## Written task
State the number of lines that contain "ejecución", with no other text.

::: Material supplied :::

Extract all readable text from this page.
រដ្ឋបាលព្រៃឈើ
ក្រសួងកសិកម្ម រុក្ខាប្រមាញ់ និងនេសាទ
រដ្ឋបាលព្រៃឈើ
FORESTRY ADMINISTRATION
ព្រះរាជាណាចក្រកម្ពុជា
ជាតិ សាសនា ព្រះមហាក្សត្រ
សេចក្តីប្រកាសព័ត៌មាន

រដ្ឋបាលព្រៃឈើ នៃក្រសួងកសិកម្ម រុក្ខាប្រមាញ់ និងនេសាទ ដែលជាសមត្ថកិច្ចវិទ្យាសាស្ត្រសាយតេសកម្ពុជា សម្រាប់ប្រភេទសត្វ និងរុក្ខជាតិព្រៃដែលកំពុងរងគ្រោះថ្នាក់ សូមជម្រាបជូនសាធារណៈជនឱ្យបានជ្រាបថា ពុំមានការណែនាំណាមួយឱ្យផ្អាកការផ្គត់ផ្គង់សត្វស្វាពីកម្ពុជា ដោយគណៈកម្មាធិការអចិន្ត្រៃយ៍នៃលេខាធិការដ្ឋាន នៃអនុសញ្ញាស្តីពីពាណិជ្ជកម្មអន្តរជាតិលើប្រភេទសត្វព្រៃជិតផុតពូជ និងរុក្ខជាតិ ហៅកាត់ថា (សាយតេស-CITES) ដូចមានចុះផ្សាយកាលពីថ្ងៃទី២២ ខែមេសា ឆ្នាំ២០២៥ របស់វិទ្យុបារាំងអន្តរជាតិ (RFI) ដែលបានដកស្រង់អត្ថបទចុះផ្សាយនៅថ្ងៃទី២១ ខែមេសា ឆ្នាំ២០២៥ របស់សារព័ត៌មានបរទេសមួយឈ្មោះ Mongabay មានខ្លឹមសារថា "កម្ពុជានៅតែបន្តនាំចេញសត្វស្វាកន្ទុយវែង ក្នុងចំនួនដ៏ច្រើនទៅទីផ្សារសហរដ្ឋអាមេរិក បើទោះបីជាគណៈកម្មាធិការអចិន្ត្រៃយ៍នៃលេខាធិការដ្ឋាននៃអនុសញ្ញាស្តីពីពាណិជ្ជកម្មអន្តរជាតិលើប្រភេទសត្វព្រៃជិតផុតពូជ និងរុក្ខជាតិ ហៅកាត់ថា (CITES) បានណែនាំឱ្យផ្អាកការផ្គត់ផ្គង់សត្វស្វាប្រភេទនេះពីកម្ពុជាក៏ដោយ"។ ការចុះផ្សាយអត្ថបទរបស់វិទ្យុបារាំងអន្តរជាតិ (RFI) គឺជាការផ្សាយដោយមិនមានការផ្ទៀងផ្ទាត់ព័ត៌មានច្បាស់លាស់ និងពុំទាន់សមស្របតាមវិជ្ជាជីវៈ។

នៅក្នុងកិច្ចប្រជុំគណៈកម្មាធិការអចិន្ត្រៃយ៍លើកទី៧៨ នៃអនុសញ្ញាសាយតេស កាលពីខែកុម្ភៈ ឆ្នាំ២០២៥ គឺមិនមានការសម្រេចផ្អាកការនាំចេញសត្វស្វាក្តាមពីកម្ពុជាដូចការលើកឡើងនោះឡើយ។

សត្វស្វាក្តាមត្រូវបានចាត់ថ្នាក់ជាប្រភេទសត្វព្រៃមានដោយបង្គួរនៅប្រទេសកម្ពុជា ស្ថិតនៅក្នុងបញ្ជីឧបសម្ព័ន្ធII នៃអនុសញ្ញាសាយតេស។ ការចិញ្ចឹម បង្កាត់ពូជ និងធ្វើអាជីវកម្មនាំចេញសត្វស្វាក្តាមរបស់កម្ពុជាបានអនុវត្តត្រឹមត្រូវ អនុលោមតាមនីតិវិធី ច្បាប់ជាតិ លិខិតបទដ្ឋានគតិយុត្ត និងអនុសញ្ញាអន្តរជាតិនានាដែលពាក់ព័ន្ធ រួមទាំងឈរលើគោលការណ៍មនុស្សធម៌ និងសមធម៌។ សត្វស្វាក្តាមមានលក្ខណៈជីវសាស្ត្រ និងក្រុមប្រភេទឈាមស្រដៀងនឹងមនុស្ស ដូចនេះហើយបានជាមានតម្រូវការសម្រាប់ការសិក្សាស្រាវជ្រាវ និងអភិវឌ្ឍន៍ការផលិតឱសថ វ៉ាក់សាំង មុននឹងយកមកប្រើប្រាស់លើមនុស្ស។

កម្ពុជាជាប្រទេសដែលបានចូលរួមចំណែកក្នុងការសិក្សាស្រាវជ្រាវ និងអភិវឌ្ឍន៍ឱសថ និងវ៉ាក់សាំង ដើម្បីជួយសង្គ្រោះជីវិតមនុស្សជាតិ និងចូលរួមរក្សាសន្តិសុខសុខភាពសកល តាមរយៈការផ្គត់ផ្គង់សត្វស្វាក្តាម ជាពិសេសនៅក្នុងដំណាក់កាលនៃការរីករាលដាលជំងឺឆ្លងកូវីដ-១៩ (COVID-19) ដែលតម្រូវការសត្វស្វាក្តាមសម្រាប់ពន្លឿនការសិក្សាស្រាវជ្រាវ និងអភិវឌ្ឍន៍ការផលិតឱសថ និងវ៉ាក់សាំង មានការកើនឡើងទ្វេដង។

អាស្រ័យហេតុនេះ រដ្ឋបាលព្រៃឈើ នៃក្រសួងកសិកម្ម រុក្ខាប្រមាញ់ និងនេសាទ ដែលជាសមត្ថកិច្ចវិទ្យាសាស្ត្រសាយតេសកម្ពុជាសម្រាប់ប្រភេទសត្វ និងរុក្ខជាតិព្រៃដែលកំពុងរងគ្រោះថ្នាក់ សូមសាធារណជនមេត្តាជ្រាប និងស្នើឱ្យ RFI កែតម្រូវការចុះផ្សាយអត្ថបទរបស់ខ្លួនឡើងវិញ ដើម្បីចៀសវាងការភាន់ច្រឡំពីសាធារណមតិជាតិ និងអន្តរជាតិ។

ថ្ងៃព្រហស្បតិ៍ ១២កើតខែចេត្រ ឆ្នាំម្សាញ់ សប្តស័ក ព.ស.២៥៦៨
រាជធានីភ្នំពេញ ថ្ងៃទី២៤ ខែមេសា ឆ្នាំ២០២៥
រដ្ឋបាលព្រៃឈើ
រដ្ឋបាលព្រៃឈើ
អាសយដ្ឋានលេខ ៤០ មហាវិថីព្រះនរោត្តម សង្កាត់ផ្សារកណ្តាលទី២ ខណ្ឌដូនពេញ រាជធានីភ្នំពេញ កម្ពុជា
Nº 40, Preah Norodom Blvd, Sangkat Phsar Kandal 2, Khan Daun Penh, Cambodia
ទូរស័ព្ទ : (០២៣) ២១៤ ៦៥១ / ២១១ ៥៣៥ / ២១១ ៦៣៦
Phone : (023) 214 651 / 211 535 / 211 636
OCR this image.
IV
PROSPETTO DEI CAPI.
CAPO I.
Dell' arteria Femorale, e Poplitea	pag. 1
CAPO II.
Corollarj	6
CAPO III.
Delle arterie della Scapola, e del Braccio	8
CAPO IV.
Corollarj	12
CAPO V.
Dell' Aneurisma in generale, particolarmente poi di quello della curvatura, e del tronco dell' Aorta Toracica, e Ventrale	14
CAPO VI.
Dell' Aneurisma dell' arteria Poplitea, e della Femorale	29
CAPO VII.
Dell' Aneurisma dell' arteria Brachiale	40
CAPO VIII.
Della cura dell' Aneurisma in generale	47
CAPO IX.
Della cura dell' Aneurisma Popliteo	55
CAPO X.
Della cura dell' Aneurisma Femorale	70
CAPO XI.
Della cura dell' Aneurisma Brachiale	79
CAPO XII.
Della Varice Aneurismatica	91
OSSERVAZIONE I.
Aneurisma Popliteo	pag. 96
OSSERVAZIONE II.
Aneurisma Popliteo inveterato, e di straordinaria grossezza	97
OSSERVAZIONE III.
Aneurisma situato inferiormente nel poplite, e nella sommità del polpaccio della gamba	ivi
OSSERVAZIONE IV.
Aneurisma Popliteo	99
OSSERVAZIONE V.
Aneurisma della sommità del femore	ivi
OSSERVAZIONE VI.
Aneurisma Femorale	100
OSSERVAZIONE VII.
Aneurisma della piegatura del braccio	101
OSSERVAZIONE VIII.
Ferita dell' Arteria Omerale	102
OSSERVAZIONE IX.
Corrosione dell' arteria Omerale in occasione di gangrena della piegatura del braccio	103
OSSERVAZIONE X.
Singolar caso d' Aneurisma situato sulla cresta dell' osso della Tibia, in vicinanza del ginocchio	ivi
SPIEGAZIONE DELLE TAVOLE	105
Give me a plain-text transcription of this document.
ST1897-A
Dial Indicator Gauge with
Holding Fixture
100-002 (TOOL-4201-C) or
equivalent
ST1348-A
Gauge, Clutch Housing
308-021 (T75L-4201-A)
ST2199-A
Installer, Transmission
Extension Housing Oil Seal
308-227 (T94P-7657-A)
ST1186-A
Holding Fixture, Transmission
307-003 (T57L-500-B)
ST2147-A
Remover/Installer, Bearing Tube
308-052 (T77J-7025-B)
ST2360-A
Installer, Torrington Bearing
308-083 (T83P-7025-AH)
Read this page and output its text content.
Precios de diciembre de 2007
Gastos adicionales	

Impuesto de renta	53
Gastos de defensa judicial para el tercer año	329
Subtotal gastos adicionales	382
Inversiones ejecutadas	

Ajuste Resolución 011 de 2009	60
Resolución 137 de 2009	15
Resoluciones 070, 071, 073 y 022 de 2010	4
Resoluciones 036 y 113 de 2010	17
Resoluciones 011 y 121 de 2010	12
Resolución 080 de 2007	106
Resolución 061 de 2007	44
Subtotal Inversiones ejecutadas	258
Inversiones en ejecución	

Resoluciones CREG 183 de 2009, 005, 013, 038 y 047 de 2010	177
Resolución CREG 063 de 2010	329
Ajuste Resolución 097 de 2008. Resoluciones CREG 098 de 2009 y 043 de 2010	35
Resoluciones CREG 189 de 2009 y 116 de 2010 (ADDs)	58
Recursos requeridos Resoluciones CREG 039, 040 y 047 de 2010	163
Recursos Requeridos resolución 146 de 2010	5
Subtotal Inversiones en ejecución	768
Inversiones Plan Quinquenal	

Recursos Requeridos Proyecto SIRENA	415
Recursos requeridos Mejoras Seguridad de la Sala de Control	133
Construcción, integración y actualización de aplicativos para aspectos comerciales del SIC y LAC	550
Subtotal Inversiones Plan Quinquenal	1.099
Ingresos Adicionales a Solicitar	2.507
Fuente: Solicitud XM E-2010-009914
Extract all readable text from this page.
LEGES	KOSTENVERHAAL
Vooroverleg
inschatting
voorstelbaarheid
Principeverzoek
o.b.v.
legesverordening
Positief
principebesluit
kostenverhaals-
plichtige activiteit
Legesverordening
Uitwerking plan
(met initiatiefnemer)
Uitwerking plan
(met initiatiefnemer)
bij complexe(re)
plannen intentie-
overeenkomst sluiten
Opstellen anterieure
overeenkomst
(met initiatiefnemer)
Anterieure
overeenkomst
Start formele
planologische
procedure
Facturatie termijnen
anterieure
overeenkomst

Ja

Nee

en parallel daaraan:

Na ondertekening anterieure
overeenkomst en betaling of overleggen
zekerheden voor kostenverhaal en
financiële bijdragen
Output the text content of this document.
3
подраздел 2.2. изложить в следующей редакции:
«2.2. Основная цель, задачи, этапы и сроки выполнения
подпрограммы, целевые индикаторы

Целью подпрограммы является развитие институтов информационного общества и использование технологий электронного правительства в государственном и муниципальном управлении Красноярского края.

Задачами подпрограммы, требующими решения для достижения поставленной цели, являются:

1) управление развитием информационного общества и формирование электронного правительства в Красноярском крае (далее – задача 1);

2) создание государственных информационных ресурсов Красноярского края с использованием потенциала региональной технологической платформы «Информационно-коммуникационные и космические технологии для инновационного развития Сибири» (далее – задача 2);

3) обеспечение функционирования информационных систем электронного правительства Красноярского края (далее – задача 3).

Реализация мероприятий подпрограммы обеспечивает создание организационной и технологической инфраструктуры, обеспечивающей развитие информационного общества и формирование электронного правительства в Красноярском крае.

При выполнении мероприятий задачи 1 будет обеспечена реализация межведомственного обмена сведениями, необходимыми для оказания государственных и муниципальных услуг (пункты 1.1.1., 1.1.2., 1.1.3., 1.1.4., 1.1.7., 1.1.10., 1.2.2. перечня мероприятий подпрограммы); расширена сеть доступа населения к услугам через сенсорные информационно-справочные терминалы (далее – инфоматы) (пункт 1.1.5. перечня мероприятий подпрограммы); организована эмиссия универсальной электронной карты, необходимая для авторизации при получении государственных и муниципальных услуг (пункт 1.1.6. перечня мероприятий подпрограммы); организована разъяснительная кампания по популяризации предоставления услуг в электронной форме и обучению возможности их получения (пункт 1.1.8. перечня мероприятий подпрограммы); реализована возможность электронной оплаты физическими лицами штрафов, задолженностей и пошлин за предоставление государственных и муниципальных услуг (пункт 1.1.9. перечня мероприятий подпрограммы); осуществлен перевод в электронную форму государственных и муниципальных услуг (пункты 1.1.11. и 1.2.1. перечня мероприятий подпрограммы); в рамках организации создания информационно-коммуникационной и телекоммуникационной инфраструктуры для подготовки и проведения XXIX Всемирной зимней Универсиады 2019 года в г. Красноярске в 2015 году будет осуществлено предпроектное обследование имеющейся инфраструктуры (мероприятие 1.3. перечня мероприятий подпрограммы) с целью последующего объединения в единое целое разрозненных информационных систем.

:::

## Problem solution
2